### [Set exercise]
You are to retype all of the data exactly as it appears.

### [Task data]
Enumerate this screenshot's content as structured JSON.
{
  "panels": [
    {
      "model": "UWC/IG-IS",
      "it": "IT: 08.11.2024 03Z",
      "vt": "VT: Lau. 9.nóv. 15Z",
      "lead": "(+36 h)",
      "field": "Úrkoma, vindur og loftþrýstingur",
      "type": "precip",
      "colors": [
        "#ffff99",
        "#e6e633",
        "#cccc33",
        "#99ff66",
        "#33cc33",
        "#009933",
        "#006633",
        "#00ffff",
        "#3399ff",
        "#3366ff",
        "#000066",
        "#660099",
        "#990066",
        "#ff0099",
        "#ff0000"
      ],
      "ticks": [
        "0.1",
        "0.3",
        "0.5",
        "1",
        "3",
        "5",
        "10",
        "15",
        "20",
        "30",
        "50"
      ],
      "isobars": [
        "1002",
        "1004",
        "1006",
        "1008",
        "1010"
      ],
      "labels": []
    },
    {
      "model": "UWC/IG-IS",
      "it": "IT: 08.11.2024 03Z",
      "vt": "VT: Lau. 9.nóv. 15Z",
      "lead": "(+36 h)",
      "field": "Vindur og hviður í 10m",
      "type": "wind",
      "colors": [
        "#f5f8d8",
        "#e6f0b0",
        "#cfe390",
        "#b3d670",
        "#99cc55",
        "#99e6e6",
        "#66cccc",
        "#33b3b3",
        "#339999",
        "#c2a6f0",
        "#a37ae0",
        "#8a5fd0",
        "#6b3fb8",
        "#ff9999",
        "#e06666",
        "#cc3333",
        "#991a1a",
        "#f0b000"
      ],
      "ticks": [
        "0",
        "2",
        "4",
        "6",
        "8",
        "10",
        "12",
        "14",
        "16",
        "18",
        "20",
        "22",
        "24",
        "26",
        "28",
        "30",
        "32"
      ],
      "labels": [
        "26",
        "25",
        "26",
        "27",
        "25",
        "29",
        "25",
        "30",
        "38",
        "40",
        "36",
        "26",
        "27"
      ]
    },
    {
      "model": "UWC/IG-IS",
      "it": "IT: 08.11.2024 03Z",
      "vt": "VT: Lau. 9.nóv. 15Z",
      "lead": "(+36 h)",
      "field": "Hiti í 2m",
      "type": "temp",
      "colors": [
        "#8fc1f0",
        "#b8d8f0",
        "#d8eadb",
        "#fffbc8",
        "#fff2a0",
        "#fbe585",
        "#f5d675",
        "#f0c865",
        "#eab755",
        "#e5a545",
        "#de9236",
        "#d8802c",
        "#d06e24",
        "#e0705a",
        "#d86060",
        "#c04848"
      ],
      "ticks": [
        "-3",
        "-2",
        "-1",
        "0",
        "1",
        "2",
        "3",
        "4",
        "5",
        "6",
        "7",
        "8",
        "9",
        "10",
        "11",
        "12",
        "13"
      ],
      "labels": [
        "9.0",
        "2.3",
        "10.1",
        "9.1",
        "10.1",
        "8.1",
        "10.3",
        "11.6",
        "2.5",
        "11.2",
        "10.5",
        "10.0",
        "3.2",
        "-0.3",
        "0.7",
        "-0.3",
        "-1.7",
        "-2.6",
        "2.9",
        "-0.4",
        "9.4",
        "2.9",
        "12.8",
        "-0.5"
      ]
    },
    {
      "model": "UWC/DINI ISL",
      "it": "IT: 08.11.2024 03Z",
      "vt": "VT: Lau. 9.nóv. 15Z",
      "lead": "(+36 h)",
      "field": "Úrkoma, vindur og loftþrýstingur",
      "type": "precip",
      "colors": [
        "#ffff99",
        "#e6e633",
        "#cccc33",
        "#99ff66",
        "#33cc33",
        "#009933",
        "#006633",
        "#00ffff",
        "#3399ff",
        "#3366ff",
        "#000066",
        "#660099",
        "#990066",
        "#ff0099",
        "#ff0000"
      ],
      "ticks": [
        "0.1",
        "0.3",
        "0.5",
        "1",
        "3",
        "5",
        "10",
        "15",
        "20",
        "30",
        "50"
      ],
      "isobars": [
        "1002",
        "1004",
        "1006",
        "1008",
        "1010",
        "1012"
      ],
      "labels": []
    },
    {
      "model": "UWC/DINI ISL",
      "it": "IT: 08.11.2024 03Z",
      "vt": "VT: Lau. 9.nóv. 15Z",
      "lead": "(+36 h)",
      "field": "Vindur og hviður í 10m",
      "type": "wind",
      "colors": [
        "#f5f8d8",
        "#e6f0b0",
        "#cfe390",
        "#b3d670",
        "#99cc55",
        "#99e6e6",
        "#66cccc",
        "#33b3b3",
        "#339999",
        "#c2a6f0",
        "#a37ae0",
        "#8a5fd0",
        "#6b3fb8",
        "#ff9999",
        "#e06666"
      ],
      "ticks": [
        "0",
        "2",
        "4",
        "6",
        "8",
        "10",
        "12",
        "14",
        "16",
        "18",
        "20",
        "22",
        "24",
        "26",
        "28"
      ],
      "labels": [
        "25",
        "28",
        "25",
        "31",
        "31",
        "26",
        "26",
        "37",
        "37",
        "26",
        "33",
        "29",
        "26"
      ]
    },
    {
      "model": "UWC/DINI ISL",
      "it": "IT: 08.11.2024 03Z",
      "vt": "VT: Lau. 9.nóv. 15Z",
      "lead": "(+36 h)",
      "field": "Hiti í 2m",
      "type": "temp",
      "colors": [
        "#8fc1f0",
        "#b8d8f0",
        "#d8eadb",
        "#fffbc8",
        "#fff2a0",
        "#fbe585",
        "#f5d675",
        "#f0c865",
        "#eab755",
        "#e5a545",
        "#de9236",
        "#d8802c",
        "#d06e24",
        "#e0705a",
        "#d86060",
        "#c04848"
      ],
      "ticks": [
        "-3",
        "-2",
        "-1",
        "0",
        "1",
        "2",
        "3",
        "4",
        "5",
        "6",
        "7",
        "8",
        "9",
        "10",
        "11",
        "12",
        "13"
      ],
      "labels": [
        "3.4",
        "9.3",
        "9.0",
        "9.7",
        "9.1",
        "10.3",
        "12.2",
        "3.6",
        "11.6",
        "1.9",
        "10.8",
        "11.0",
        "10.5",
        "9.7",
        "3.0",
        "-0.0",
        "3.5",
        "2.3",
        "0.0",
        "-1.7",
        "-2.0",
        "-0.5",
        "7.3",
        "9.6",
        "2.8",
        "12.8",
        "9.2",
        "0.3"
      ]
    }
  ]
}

### [Written response]
Enumerate this screenshot's content as structured JSON.
{
  "panels": [
    {
      "model": "UWC/IG-IS",
      "it": "IT: 08.11.2024 03Z",
      "vt": "VT: Lau. 9.nóv. 15Z",
      "lead": "(+36 h)",
      "field": "Úrkoma, vindur og loftþrýstingur",
      "type": "precip",
      "colors": [
        "#ffff99",
        "#e6e633",
        "#cccc33",
        "#99ff66",
        "#33cc33",
        "#009933",
        "#006633",
        "#00ffff",
        "#3399ff",
        "#3366ff",
        "#000066",
        "#660099",
        "#990066",
        "#ff0099",
        "#ff0000"
      ],
      "ticks": [
        "0.1",
        "0.3",
        "0.5",
        "1",
        "3",
        "5",
        "10",
        "15",
        "20",
        "30",
        "50"
      ],
      "isobars": [
        "1002",
        "1004",
        "1006",
        "1008",
        "1010"
      ],
      "labels": []
    },
    {
      "model": "UWC/IG-IS",
      "it": "IT: 08.11.2024 03Z",
      "vt": "VT: Lau. 9.nóv. 15Z",
      "lead": "(+36 h)",
      "field": "Vindur og hviður í 10m",
      "type": "wind",
      "colors": [
        "#f5f8d8",
        "#e6f0b0",
        "#cfe390",
        "#b3d670",
        "#99cc55",
        "#99e6e6",
        "#66cccc",
        "#33b3b3",
        "#339999",
        "#c2a6f0",
        "#a37ae0",
        "#8a5fd0",
        "#6b3fb8",
        "#ff9999",
        "#e06666",
        "#cc3333",
        "#991a1a",
        "#f0b000"
      ],
      "ticks": [
        "0",
        "2",
        "4",
        "6",
        "8",
        "10",
        "12",
        "14",
        "16",
        "18",
        "20",
        "22",
        "24",
        "26",
        "28",
        "30",
        "32"
      ],
      "labels": [
        "26",
        "25",
        "26",
        "27",
        "25",
        "29",
        "25",
        "30",
        "38",
        "40",
        "36",
        "26",
        "27"
      ]
    },
    {
      "model": "UWC/IG-IS",
      "it": "IT: 08.11.2024 03Z",
      "vt": "VT: Lau. 9.nóv. 15Z",
      "lead": "(+36 h)",
      "field": "Hiti í 2m",
      "type": "temp",
      "colors": [
        "#8fc1f0",
        "#b8d8f0",
        "#d8eadb",
        "#fffbc8",
        "#fff2a0",
        "#fbe585",
        "#f5d675",
        "#f0c865",
        "#eab755",
        "#e5a545",
        "#de9236",
        "#d8802c",
        "#d06e24",
        "#e0705a",
        "#d86060",
        "#c04848"
      ],
      "ticks": [
        "-3",
        "-2",
        "-1",
        "0",
        "1",
        "2",
        "3",
        "4",
        "5",
        "6",
        "7",
        "8",
        "9",
        "10",
        "11",
        "12",
        "13"
      ],
      "labels": [
        "9.0",
        "2.3",
        "10.1",
        "9.1",
        "10.1",
        "8.1",
        "10.3",
        "11.6",
        "2.5",
        "11.2",
        "10.5",
        "10.0",
        "3.2",
        "-0.3",
        "0.7",
        "-0.3",
        "-1.7",
        "-2.6",
        "2.9",
        "-0.4",
        "9.4",
        "2.9",
        "12.8",
        "-0.5"
      ]
    },
    {
      "model": "UWC/DINI ISL",
      "it": "IT: 08.11.2024 03Z",
      "vt": "VT: Lau. 9.nóv. 15Z",
      "lead": "(+36 h)",
      "field": "Úrkoma, vindur og loftþrýstingur",
      "type": "precip",
      "colors": [
        "#ffff99",
        "#e6e633",
        "#cccc33",
        "#99ff66",
        "#33cc33",
        "#009933",
        "#006633",
        "#00ffff",
        "#3399ff",
        "#3366ff",
        "#000066",
        "#660099",
        "#990066",
        "#ff0099",
        "#ff0000"
      ],
      "ticks": [
        "0.1",
        "0.3",
        "0.5",
        "1",
        "3",
        "5",
        "10",
        "15",
        "20",
        "30",
        "50"
      ],
      "isobars": [
        "1002",
        "1004",
        "1006",
        "1008",
        "1010",
        "1012"
      ],
      "labels": []
    },
    {
      "model": "UWC/DINI ISL",
      "it": "IT: 08.11.2024 03Z",
      "vt": "VT: Lau. 9.nóv. 15Z",
      "lead": "(+36 h)",
      "field": "Vindur og hviður í 10m",
      "type": "wind",
      "colors": [
        "#f5f8d8",
        "#e6f0b0",
        "#cfe390",
        "#b3d670",
        "#99cc55",
        "#99e6e6",
        "#66cccc",
        "#33b3b3",
        "#339999",
        "#c2a6f0",
        "#a37ae0",
        "#8a5fd0",
        "#6b3fb8",
        "#ff9999",
        "#e06666"
      ],
      "ticks": [
        "0",
        "2",
        "4",
        "6",
        "8",
        "10",
        "12",
        "14",
        "16",
        "18",
        "20",
        "22",
        "24",
        "26",
        "28"
      ],
      "labels": [
        "25",
        "28",
        "25",
        "31",
        "31",
        "26",
        "26",
        "37",
        "37",
        "26",
        "33",
        "29",
        "26"
      ]
    },
    {
      "model": "UWC/DINI ISL",
      "it": "IT: 08.11.2024 03Z",
      "vt": "VT: Lau. 9.nóv. 15Z",
      "lead": "(+36 h)",
      "field": "Hiti í 2m",
      "type": "temp",
      "colors": [
        "#8fc1f0",
        "#b8d8f0",
        "#d8eadb",
        "#fffbc8",
        "#fff2a0",
        "#fbe585",
        "#f5d675",
        "#f0c865",
        "#eab755",
        "#e5a545",
        "#de9236",
        "#d8802c",
        "#d06e24",
        "#e0705a",
        "#d86060",
        "#c04848"
      ],
      "ticks": [
        "-3",
        "-2",
        "-1",
        "0",
        "1",
        "2",
        "3",
        "4",
        "5",
        "6",
        "7",
        "8",
        "9",
        "10",
        "11",
        "12",
        "13"
      ],
      "labels": [
        "3.4",
        "9.3",
        "9.0",
        "9.7",
        "9.1",
        "10.3",
        "12.2",
        "3.6",
        "11.6",
        "1.9",
        "10.8",
        "11.0",
        "10.5",
        "9.7",
        "3.0",
        "-0.0",
        "3.5",
        "2.3",
        "0.0",
        "-1.7",
        "-2.0",
        "-0.5",
        "7.3",
        "9.6",
        "2.8",
        "12.8",
        "9.2",
        "0.3"
      ]
    }
  ]
}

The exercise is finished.